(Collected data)
---*---

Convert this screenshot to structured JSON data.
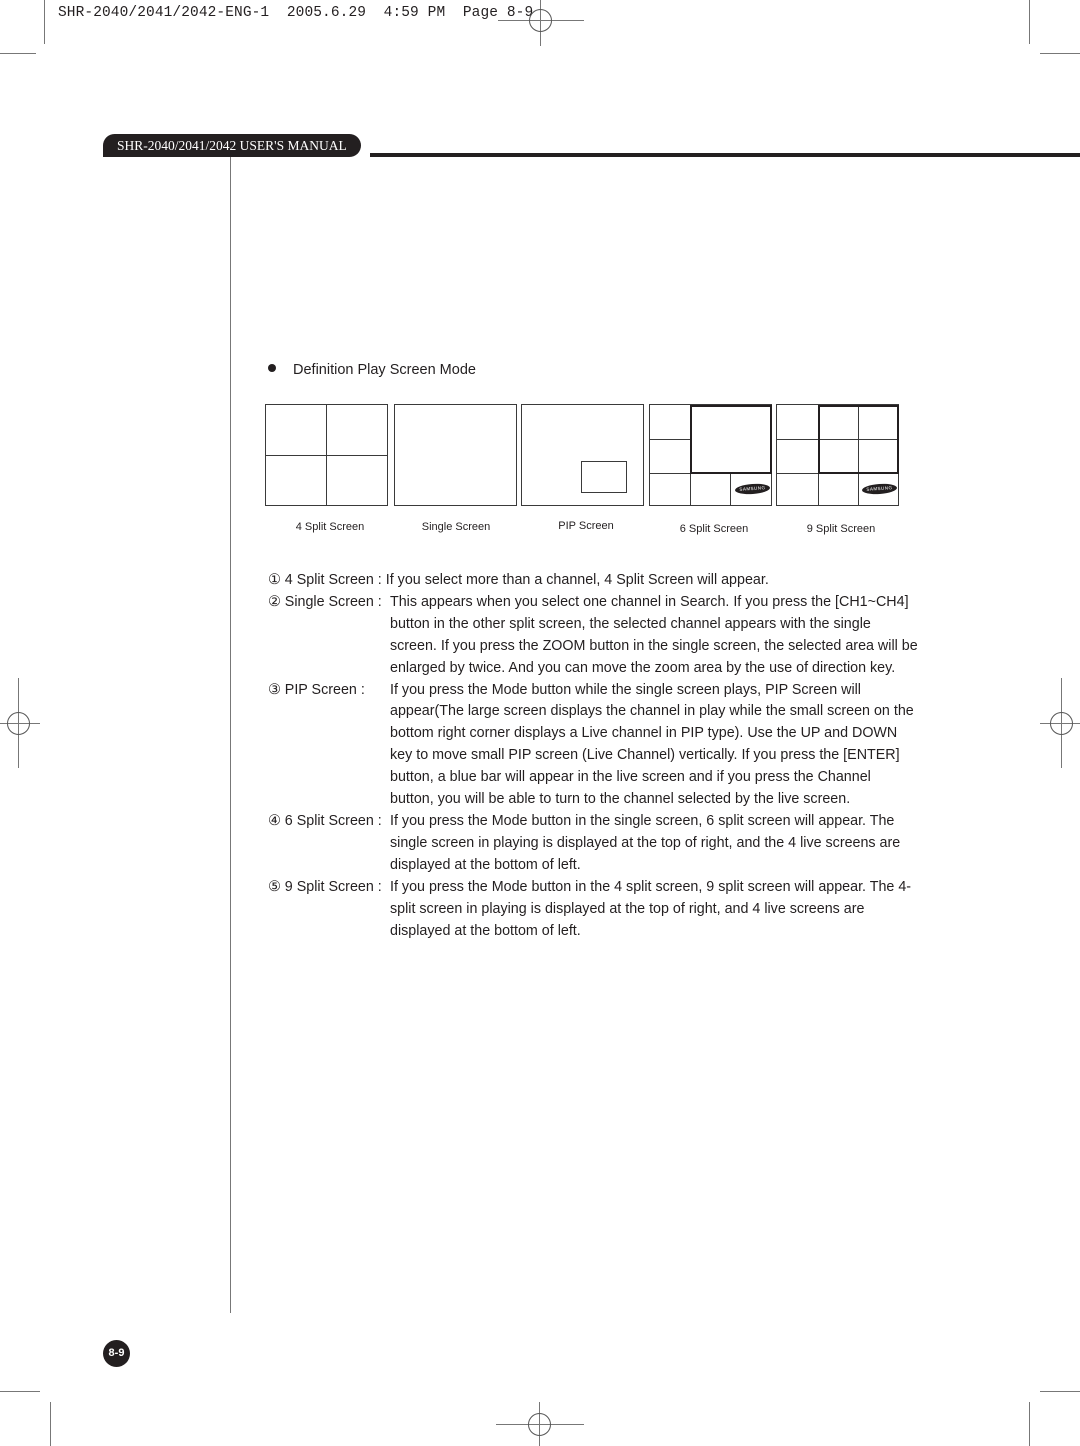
{
  "print_header": "SHR-2040/2041/2042-ENG-1  2005.6.29  4:59 PM  Page 8-9",
  "manual_title": "SHR-2040/2041/2042 USER'S MANUAL",
  "section": {
    "bullet_icon": "filled-circle",
    "title": "Definition Play Screen Mode"
  },
  "diagrams": [
    {
      "caption": "4 Split Screen"
    },
    {
      "caption": "Single Screen"
    },
    {
      "caption": "PIP Screen"
    },
    {
      "caption": "6 Split Screen",
      "logo": "SAMSUNG"
    },
    {
      "caption": "9 Split Screen",
      "logo": "SAMSUNG"
    }
  ],
  "descriptions": [
    {
      "label": "① 4 Split Screen :",
      "text": "If you select more than a channel, 4 Split Screen will appear."
    },
    {
      "label": "② Single Screen :",
      "text": "This appears when you select one channel in Search. If you press the [CH1~CH4] button in the other split screen, the selected channel appears with the single screen. If you press the ZOOM button in the single screen, the selected area will be enlarged by twice. And you can move the zoom area by the use of direction key."
    },
    {
      "label": "③ PIP Screen :",
      "text": "If you press the Mode button while the single screen plays, PIP Screen will appear(The large screen displays the channel in play while the small screen on the bottom right corner displays a Live channel in PIP type). Use the UP and DOWN key to move small PIP screen (Live Channel) vertically. If you press the [ENTER] button, a blue bar will appear in the live screen and if you press the Channel button, you will be able to turn to the channel selected by the live screen."
    },
    {
      "label": "④ 6 Split Screen :",
      "text": "If you press the Mode button in the single screen, 6 split screen will appear. The single screen in playing is displayed at the top of right, and the 4 live screens are displayed at the bottom of left."
    },
    {
      "label": "⑤ 9 Split Screen :",
      "text": "If you press the Mode button in the 4 split screen, 9 split screen will appear. The 4-split screen in playing is displayed at the top of right, and 4 live screens are displayed at the bottom of left."
    }
  ],
  "page_number": "8-9",
  "colors": {
    "ink": "#231f20",
    "rule": "#777777"
  }
}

---*---

TO BE DONE –
Leave out the pictures, and give all the records again exactly.

CORRECT RESULT –
Convert this screenshot to structured JSON data.
{
  "print_header": "SHR-2040/2041/2042-ENG-1  2005.6.29  4:59 PM  Page 8-9",
  "manual_title": "SHR-2040/2041/2042 USER'S MANUAL",
  "section": {
    "bullet_icon": "filled-circle",
    "title": "Definition Play Screen Mode"
  },
  "diagrams": [
    {
      "caption": "4 Split Screen"
    },
    {
      "caption": "Single Screen"
    },
    {
      "caption": "PIP Screen"
    },
    {
      "caption": "6 Split Screen",
      "logo": "SAMSUNG"
    },
    {
      "caption": "9 Split Screen",
      "logo": "SAMSUNG"
    }
  ],
  "descriptions": [
    {
      "label": "① 4 Split Screen :",
      "text": "If you select more than a channel, 4 Split Screen will appear."
    },
    {
      "label": "② Single Screen :",
      "text": "This appears when you select one channel in Search. If you press the [CH1~CH4] button in the other split screen, the selected channel appears with the single screen. If you press the ZOOM button in the single screen, the selected area will be enlarged by twice. And you can move the zoom area by the use of direction key."
    },
    {
      "label": "③ PIP Screen :",
      "text": "If you press the Mode button while the single screen plays, PIP Screen will appear(The large screen displays the channel in play while the small screen on the bottom right corner displays a Live channel in PIP type). Use the UP and DOWN key to move small PIP screen (Live Channel) vertically. If you press the [ENTER] button, a blue bar will appear in the live screen and if you press the Channel button, you will be able to turn to the channel selected by the live screen."
    },
    {
      "label": "④ 6 Split Screen :",
      "text": "If you press the Mode button in the single screen, 6 split screen will appear. The single screen in playing is displayed at the top of right, and the 4 live screens are displayed at the bottom of left."
    },
    {
      "label": "⑤ 9 Split Screen :",
      "text": "If you press the Mode button in the 4 split screen, 9 split screen will appear. The 4-split screen in playing is displayed at the top of right, and 4 live screens are displayed at the bottom of left."
    }
  ],
  "page_number": "8-9",
  "colors": {
    "ink": "#231f20",
    "rule": "#777777"
  }
}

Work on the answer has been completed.